● To do
Can you write out all of the material below, word for word?

━━ Material supplied

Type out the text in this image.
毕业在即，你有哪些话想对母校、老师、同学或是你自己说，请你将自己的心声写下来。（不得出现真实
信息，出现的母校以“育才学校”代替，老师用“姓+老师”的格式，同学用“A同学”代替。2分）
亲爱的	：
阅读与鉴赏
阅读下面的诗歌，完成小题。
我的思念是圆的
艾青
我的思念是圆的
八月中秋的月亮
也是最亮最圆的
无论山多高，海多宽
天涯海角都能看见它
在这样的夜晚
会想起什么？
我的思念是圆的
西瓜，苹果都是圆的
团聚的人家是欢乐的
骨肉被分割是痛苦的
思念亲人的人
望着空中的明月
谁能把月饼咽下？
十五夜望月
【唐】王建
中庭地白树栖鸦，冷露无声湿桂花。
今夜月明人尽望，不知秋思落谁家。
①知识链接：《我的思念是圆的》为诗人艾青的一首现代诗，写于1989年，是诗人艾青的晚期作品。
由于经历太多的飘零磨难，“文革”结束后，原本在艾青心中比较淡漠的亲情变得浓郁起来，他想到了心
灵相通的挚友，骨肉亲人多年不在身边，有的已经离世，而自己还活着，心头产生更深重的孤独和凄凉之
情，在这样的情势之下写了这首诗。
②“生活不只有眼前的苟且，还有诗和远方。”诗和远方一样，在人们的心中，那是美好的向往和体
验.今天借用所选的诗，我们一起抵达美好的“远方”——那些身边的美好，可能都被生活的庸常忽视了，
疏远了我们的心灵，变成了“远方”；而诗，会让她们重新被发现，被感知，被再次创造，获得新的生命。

━━━━

● Response to this task
Type out the text in this image.
毕业在即，你有哪些话想对母校、老师、同学或是你自己说，请你将自己的心声写下来。（不得出现真实
信息，出现的母校以“育才学校”代替，老师用“姓+老师”的格式，同学用“A同学”代替。2分）
亲爱的	：
阅读与鉴赏
阅读下面的诗歌，完成小题。
我的思念是圆的
艾青
我的思念是圆的
八月中秋的月亮
也是最亮最圆的
无论山多高，海多宽
天涯海角都能看见它
在这样的夜晚
会想起什么？
我的思念是圆的
西瓜，苹果都是圆的
团聚的人家是欢乐的
骨肉被分割是痛苦的
思念亲人的人
望着空中的明月
谁能把月饼咽下？
十五夜望月
【唐】王建
中庭地白树栖鸦，冷露无声湿桂花。
今夜月明人尽望，不知秋思落谁家。
①知识链接：《我的思念是圆的》为诗人艾青的一首现代诗，写于1989年，是诗人艾青的晚期作品。
由于经历太多的飘零磨难，“文革”结束后，原本在艾青心中比较淡漠的亲情变得浓郁起来，他想到了心
灵相通的挚友，骨肉亲人多年不在身边，有的已经离世，而自己还活着，心头产生更深重的孤独和凄凉之
情，在这样的情势之下写了这首诗。
②“生活不只有眼前的苟且，还有诗和远方。”诗和远方一样，在人们的心中，那是美好的向往和体
验.今天借用所选的诗，我们一起抵达美好的“远方”——那些身边的美好，可能都被生活的庸常忽视了，
疏远了我们的心灵，变成了“远方”；而诗，会让她们重新被发现，被感知，被再次创造，获得新的生命。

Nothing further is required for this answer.